Kutipan untuk dibaca
^^^^
Menjadi ibu, bekerja, dan urusan domestik
Suami istri yang kompak, ayah bunda yang bijak Sumber: Darwis Alwan, Pexels.com |
Menjadi ibu bekerja dengan istilah kerennya ‘working mom’ dan memiliki 3 anak yang memiliki beda usia yang berdekatan, hanya beda usia 1 dan 2 tahun rasanya wow banget! Membagi waktu antara pekerjaan, anak-anak, dan urusan domestic lainnya memerlukan koordinasi ‘tim keluarga’ yang baik. Mendidik dan merawat balita yang lucu dan aktif merupakan sebuah tanggung jawab, juga pengabdian sebagai ibu dan istri.
Hal ini juga merupakan tantangan atau challenge yang harus dilaksanakan dengan
baik, terutama dengan pembagian waktu, antara sebagai pekerja, sebagai ibu, dan
sebagai isteri. Kemampuan dan kemauan
untuk ‘berbagi tanggung jawab domestik’ dengan pasangan juga sangat diperlukan.
Semasa saya gadis, tidak terbayangkan untuk
menyandang predikat yang memiliki tantangan cukup besar ini. Semua peran, tentu memiliki tantangan harus
dijalani dengan baik! Kerjasama yang
baik dengan suami, tentu sangat diperlukan, agar keluarga tetap harmonis, namun
tugas di kantor tetap oke, bukan?
^^^^
Baris yang disediakan
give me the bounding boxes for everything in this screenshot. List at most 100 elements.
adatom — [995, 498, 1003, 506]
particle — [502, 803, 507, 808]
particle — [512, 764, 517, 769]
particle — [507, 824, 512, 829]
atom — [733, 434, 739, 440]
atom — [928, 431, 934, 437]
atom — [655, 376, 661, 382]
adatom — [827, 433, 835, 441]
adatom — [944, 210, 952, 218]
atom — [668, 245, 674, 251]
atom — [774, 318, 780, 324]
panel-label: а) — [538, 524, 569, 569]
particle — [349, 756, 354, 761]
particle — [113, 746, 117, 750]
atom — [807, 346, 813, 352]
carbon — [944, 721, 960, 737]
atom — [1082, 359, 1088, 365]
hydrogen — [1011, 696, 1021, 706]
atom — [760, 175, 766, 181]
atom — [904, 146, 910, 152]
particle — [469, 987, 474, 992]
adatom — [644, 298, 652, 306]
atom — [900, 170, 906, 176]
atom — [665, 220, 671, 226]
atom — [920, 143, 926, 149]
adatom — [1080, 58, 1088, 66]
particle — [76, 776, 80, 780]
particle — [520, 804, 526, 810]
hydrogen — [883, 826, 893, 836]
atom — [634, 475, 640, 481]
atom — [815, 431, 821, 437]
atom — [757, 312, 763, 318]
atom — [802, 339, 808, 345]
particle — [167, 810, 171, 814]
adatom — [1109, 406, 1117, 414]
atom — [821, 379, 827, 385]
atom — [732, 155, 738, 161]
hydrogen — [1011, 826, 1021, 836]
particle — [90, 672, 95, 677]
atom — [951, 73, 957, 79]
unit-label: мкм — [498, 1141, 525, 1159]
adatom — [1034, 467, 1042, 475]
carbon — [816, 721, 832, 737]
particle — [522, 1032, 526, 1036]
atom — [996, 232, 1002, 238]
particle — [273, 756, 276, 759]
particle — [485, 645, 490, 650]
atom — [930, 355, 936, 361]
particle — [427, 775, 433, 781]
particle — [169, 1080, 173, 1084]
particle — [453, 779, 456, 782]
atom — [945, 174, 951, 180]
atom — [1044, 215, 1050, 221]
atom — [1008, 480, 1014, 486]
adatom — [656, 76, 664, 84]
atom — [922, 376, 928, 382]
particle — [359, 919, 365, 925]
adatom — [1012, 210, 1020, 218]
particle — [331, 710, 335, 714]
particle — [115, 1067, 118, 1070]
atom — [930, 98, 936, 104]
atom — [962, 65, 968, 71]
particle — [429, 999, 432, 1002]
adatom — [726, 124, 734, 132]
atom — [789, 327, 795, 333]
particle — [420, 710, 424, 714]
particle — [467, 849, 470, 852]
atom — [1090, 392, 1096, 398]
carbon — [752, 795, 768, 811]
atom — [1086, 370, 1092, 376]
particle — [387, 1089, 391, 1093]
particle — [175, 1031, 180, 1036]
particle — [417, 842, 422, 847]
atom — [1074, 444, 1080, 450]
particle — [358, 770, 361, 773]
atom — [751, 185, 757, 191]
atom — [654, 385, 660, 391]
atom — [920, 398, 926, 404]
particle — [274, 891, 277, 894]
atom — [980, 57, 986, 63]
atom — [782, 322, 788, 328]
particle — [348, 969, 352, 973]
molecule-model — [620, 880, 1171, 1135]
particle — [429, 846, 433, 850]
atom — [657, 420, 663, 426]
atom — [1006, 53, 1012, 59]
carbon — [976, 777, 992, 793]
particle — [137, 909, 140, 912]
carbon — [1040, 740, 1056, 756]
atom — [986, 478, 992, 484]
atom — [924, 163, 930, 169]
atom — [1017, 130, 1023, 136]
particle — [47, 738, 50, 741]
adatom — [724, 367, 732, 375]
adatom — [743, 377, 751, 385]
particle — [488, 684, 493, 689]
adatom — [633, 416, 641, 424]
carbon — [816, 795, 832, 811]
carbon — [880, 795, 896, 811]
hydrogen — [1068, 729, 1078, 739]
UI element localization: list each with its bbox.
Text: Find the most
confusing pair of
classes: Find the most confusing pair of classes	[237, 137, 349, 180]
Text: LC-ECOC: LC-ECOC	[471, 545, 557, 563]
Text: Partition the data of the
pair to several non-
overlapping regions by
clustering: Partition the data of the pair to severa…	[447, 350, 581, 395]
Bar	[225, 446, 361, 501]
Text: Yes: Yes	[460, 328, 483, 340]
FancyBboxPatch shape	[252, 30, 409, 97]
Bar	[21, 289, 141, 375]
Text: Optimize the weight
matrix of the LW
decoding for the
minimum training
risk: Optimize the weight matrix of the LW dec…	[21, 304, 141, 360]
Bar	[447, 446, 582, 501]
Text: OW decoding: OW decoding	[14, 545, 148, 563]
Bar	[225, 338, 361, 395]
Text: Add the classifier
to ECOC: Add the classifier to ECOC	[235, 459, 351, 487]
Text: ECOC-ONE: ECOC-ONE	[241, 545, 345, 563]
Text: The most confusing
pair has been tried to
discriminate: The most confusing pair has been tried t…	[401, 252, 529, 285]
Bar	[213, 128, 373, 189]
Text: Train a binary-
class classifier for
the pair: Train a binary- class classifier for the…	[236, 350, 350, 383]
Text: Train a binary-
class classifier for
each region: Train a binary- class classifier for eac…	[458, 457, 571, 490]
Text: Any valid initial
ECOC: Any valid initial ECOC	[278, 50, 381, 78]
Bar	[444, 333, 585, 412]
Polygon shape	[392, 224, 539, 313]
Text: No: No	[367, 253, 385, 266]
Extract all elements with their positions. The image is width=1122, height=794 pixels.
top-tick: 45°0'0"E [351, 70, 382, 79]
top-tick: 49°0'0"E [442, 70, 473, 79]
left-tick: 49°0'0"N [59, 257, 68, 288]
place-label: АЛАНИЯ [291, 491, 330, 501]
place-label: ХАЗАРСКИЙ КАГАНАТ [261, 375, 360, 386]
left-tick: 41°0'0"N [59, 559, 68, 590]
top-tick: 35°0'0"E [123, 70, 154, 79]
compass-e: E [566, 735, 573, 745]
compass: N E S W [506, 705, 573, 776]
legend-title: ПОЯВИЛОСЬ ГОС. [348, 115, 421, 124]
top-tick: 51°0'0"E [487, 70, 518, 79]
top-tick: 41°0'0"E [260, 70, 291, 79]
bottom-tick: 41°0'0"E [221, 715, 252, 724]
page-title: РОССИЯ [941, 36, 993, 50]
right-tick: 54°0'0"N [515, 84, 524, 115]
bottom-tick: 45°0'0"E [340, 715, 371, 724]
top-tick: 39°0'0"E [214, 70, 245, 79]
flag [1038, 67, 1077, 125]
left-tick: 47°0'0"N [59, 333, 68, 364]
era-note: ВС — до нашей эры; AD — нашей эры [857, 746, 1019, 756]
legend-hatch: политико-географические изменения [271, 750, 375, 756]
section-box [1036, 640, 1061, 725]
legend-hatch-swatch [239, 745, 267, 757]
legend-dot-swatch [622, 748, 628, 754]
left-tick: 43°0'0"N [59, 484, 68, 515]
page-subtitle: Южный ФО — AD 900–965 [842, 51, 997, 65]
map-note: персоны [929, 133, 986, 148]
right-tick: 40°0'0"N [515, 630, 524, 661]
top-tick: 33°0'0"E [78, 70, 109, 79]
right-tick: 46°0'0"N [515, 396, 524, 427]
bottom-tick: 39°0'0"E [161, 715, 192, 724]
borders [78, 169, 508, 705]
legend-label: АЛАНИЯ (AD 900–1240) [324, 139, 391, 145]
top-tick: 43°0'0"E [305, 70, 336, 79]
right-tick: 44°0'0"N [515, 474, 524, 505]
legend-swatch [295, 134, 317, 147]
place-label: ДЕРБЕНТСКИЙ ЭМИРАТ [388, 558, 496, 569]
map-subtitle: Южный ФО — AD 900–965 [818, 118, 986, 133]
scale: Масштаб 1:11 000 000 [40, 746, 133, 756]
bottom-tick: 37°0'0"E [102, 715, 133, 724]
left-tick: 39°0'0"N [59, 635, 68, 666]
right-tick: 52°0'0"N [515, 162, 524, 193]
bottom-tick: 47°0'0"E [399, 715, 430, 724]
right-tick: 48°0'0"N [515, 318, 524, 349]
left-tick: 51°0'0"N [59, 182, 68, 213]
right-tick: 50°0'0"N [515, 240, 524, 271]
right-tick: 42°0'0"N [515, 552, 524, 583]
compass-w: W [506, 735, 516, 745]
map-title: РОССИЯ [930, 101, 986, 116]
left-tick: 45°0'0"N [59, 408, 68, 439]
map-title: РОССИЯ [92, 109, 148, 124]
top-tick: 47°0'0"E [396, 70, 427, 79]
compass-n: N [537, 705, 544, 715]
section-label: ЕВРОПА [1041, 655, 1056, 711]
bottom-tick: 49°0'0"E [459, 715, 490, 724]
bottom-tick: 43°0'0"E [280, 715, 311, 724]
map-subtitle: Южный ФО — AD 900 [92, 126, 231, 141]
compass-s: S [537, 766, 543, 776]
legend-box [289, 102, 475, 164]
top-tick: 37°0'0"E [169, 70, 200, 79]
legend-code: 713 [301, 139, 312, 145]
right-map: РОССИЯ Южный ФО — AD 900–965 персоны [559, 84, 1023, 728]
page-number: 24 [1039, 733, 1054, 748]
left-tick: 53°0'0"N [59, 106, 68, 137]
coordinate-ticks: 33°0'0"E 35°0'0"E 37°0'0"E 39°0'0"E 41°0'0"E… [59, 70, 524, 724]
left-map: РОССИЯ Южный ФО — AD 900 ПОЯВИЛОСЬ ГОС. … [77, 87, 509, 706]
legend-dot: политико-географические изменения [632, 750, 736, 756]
^^^^
Tugas yang dikerjakan
Bisakah Anda mengetik ulang seluruh kutipan tentang ibu bekerja tanpa mengubah satu huruf pun? Baris-baris itu merupakan bahan tersendiri yang terpisah dari kutipan.

Jawaban latihan ini
Menjadi ibu, bekerja, dan urusan domestik
Suami istri yang kompak, ayah bunda yang bijak Sumber: Darwis Alwan, Pexels.com |
Menjadi ibu bekerja dengan istilah kerennya ‘working mom’ dan memiliki 3 anak yang memiliki beda usia yang berdekatan, hanya beda usia 1 dan 2 tahun rasanya wow banget! Membagi waktu antara pekerjaan, anak-anak, dan urusan domestic lainnya memerlukan koordinasi ‘tim keluarga’ yang baik. Mendidik dan merawat balita yang lucu dan aktif merupakan sebuah tanggung jawab, juga pengabdian sebagai ibu dan istri.
Hal ini juga merupakan tantangan atau challenge yang harus dilaksanakan dengan
baik, terutama dengan pembagian waktu, antara sebagai pekerja, sebagai ibu, dan
sebagai isteri. Kemampuan dan kemauan
untuk ‘berbagi tanggung jawab domestik’ dengan pasangan juga sangat diperlukan.
Semasa saya gadis, tidak terbayangkan untuk
menyandang predikat yang memiliki tantangan cukup besar ini. Semua peran, tentu memiliki tantangan harus
dijalani dengan baik! Kerjasama yang
baik dengan suami, tentu sangat diperlukan, agar keluarga tetap harmonis, namun
tugas di kantor tetap oke, bukan?